● **Trecho de origem**

Outro argumento em prol da existência
dessa gradação é encontrada nos próprios perfis dos membros que compõem a
comunidade científica. De fato, no seio da comunidade científica são
encontrados cientistas de praticamente todos os perfis. Vejamos alguns deles: Há
aqueles que, por decisão programática de carreira, concentram-se no uso exclusivo
de técnicas experimentais ou teóricas. No curso de suas respectivas atividades,
jamais aparecem questionamentos sobre as bases conceituais em que essas
técnicas repousam, nem algum princípio subjacente a essas técnicas. Com maior
razão, cientistas desse perfil, com grande probabilidade, a não ser em certos
casos cada vez mais raros de temperamento pessoal cordial, envidarão esforços
que redundem em ações hostis em relação àqueles que se interessem por questões
políticas, educacionais, históricas e epistemológicas. Cientistas desse perfil produzem
um grande número de papers em série e se orgulham de maneira apologética de
suas respectivas especializações.
Há um segundo tipo de cientista, cujo
perfil é intermediário: admite a crítica e também é suceptível de considerar
questões mais abrangentes, transversais, multidisciplinares e epistemológicas.

● **Dados fornecidos**
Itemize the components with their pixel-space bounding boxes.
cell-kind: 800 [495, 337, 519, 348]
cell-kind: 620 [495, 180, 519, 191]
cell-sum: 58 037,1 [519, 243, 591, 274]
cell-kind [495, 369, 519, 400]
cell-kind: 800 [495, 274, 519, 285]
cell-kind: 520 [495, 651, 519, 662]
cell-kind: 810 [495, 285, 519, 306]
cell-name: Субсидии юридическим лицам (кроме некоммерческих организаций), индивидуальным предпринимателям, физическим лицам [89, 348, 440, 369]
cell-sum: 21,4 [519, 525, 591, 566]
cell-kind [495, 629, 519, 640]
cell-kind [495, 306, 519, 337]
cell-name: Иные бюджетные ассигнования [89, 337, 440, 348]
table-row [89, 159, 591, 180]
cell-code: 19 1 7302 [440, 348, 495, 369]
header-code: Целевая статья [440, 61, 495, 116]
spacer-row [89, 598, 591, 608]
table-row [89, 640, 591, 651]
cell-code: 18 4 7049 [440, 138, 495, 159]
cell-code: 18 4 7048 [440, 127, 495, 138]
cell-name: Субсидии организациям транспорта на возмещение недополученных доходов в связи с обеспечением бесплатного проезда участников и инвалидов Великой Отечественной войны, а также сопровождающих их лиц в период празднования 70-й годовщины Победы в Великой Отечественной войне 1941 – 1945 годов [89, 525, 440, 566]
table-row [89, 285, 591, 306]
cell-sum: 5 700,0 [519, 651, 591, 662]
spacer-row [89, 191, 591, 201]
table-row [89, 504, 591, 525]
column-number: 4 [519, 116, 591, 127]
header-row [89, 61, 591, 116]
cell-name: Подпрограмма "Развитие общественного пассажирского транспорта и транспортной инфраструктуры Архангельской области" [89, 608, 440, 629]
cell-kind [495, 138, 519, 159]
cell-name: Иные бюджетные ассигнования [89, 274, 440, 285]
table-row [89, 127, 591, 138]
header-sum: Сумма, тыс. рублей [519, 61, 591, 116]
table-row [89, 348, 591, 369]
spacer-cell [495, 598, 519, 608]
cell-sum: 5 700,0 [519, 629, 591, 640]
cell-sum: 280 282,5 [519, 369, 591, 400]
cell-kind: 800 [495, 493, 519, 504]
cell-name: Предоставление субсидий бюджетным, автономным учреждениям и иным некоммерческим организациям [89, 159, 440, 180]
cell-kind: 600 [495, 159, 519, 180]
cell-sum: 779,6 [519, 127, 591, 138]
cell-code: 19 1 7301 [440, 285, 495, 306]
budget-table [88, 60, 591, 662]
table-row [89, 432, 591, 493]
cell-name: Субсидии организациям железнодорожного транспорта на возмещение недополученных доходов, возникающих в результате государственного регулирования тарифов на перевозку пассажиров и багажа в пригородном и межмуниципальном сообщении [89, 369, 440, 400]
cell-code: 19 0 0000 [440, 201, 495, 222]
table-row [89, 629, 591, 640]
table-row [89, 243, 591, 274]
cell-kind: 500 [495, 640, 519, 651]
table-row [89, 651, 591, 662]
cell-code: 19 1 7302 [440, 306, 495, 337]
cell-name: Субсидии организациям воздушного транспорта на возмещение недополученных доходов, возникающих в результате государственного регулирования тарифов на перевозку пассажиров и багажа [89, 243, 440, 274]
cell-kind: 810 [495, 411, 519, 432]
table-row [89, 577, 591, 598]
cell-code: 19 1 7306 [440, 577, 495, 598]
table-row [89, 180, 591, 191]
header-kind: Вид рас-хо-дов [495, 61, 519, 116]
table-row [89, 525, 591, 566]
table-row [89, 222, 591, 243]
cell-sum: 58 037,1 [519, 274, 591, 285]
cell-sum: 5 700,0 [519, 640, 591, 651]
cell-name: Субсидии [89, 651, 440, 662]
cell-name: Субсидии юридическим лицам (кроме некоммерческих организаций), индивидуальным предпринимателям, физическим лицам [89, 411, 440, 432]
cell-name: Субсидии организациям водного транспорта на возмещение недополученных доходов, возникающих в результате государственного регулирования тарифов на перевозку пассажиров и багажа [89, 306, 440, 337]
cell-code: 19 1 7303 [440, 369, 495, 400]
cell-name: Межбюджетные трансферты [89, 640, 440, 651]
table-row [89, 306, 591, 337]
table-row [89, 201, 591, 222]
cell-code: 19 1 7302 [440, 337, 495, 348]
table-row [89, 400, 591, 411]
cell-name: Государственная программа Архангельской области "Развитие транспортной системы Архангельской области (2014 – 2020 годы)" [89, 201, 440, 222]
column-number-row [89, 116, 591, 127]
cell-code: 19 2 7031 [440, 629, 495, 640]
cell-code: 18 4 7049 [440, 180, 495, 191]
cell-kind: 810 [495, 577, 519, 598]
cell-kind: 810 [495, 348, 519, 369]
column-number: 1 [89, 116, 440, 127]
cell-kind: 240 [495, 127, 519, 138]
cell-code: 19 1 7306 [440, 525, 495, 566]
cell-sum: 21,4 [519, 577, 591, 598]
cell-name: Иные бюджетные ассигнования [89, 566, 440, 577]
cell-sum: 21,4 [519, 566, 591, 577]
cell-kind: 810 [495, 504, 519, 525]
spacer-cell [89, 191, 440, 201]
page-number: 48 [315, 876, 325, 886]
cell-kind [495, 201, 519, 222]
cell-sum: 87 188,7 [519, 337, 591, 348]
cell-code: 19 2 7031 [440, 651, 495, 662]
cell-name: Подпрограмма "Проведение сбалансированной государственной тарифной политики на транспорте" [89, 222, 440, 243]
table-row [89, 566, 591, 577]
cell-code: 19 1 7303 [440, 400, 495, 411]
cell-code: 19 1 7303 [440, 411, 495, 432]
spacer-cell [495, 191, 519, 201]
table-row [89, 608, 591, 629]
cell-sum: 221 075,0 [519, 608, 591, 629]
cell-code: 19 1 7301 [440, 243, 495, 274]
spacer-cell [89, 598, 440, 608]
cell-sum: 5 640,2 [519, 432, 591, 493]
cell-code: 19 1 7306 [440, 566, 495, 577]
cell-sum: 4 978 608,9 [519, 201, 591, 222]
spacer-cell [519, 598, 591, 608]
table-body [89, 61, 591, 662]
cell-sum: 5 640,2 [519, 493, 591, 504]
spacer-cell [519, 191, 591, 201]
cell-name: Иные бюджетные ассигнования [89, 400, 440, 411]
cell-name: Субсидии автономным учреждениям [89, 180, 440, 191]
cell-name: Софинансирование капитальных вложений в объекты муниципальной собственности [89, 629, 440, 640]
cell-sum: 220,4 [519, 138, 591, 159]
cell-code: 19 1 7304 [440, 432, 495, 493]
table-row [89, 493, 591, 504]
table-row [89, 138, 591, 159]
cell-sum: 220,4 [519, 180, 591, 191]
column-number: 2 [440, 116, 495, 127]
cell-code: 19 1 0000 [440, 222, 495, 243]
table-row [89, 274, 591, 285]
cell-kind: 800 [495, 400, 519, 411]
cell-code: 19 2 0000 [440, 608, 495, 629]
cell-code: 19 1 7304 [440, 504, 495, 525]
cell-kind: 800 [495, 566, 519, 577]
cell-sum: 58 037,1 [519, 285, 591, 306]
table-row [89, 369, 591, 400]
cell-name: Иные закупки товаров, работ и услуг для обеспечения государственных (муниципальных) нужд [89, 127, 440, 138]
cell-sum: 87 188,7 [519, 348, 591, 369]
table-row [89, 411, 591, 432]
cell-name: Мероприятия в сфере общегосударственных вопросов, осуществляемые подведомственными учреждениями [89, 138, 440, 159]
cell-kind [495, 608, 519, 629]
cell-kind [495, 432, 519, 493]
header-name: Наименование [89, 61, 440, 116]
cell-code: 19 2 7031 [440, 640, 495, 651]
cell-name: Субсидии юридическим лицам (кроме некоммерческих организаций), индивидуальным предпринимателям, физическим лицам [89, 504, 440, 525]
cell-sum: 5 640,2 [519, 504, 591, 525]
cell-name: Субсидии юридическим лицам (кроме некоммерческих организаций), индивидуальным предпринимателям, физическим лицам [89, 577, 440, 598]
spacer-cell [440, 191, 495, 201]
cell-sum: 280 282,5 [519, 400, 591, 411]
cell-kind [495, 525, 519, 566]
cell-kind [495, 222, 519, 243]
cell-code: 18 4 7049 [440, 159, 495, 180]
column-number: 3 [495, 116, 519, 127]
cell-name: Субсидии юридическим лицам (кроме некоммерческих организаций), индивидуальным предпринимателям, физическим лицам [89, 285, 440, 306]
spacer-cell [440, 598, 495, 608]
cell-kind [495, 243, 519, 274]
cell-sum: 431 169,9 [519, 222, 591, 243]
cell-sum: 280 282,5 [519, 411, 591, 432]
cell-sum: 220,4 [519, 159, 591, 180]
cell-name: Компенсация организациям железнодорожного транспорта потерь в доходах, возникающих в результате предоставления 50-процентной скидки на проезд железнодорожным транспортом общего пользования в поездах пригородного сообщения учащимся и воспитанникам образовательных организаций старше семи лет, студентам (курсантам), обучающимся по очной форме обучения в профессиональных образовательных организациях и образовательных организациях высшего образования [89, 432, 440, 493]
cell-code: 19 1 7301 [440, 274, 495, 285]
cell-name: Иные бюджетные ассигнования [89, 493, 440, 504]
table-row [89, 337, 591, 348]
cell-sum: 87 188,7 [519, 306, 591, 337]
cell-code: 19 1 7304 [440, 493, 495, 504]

---

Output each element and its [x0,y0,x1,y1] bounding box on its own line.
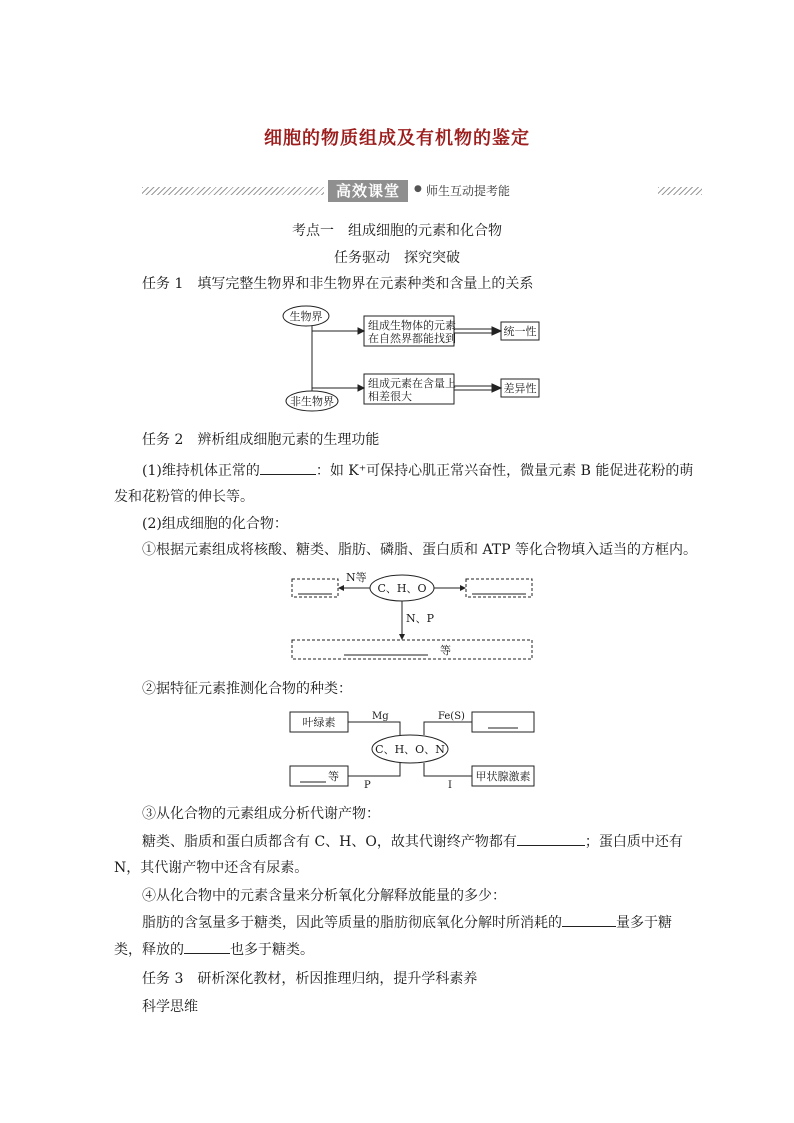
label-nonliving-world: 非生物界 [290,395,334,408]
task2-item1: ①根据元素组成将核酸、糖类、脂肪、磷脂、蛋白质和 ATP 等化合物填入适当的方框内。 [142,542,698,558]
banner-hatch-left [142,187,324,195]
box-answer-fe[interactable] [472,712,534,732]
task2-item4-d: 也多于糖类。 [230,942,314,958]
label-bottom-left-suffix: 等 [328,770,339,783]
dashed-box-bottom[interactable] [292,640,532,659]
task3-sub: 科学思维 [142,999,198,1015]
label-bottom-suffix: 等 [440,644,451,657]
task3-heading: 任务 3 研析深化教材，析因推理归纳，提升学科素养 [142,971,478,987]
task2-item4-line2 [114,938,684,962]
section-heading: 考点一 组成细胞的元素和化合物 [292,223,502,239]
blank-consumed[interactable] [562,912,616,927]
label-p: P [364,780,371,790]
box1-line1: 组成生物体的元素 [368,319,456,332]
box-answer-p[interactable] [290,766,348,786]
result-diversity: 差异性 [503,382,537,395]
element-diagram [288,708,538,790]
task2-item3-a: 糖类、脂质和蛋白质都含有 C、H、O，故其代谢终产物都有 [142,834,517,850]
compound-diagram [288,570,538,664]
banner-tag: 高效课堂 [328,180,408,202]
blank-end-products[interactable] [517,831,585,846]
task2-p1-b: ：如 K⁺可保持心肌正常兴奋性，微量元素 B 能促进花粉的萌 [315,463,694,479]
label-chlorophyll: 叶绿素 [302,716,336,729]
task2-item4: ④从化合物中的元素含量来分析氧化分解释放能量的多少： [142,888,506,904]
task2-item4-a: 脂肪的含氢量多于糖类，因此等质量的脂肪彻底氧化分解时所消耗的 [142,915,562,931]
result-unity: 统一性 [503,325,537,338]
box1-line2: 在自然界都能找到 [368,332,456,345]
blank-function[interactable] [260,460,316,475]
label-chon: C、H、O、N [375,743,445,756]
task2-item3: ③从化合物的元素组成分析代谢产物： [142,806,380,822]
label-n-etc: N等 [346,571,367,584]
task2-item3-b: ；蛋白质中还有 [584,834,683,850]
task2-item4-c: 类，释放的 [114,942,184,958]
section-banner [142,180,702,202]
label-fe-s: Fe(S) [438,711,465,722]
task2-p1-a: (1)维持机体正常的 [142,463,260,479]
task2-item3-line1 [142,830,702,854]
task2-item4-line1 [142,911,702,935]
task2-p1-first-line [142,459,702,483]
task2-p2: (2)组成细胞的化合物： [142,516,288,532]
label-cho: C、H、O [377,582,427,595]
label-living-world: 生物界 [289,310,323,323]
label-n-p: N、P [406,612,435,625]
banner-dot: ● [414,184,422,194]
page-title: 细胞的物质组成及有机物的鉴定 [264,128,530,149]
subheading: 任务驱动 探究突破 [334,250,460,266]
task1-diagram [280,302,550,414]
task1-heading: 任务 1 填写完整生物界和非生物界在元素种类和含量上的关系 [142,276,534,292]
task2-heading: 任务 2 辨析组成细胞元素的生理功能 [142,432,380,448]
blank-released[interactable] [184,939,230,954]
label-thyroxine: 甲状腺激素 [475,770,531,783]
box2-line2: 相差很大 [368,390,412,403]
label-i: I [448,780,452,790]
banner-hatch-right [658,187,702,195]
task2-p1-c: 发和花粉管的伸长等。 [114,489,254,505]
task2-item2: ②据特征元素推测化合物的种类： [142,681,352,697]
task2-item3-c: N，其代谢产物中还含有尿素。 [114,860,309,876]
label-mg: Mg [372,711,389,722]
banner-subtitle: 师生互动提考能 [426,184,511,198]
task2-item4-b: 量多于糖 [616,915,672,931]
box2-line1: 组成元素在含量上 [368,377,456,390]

● **Instruções do exercício**
(A) No trecho sobre os perfis de cientistas, de que se orgulham, e de que maneira, os cientistas do primeiro perfil?
(B) Reproduza, no segundo bloco de linhas, o trecho que começa na linha que contém "label-nonliving-world: 非生物界 [290,395,334,408]" e termina depois da linha que contém "task3-heading: 任务 3".
O trecho de origem e as linhas provêm de fontes distintas.

● **Respostas completas**
(A) Orgulham-se, de maneira apologética, de suas respectivas especializações.

(B)
label-nonliving-world: 非生物界 [290,395,334,408]
task2-item1: ①根据元素组成将核酸、糖类、脂肪、磷脂、蛋白质和 ATP 等化合物填入适当的方框内。 [142,542,698,558]
banner-hatch-left [142,187,324,195]
box-answer-fe[interactable] [472,712,534,732]
task2-item4-d: 也多于糖类。 [230,942,314,958]
label-bottom-left-suffix: 等 [328,770,339,783]
dashed-box-bottom[interactable] [292,640,532,659]
task3-sub: 科学思维 [142,999,198,1015]
label-bottom-suffix: 等 [440,644,451,657]
task3-heading: 任务 3 研析深化教材，析因推理归纳，提升学科素养 [142,971,478,987]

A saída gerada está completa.